Exercise task: Transcribe the material in full, exactly as written.

Saved data entries
========================================

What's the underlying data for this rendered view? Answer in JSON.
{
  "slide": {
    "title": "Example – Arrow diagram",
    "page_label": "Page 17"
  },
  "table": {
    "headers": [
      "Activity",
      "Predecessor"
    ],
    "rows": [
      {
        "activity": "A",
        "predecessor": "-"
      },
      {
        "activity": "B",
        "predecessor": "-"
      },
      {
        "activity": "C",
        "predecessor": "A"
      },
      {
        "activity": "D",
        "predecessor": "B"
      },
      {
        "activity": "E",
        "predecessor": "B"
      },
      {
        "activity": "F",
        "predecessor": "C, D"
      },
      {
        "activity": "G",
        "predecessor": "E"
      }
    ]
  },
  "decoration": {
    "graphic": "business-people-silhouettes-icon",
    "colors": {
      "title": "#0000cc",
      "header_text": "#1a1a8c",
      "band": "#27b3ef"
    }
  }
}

========================================

The reply:
What's the underlying data for this rendered view? Answer in JSON.
{
  "slide": {
    "title": "Example – Arrow diagram",
    "page_label": "Page 17"
  },
  "table": {
    "headers": [
      "Activity",
      "Predecessor"
    ],
    "rows": [
      {
        "activity": "A",
        "predecessor": "-"
      },
      {
        "activity": "B",
        "predecessor": "-"
      },
      {
        "activity": "C",
        "predecessor": "A"
      },
      {
        "activity": "D",
        "predecessor": "B"
      },
      {
        "activity": "E",
        "predecessor": "B"
      },
      {
        "activity": "F",
        "predecessor": "C, D"
      },
      {
        "activity": "G",
        "predecessor": "E"
      }
    ]
  },
  "decoration": {
    "graphic": "business-people-silhouettes-icon",
    "colors": {
      "title": "#0000cc",
      "header_text": "#1a1a8c",
      "band": "#27b3ef"
    }
  }
}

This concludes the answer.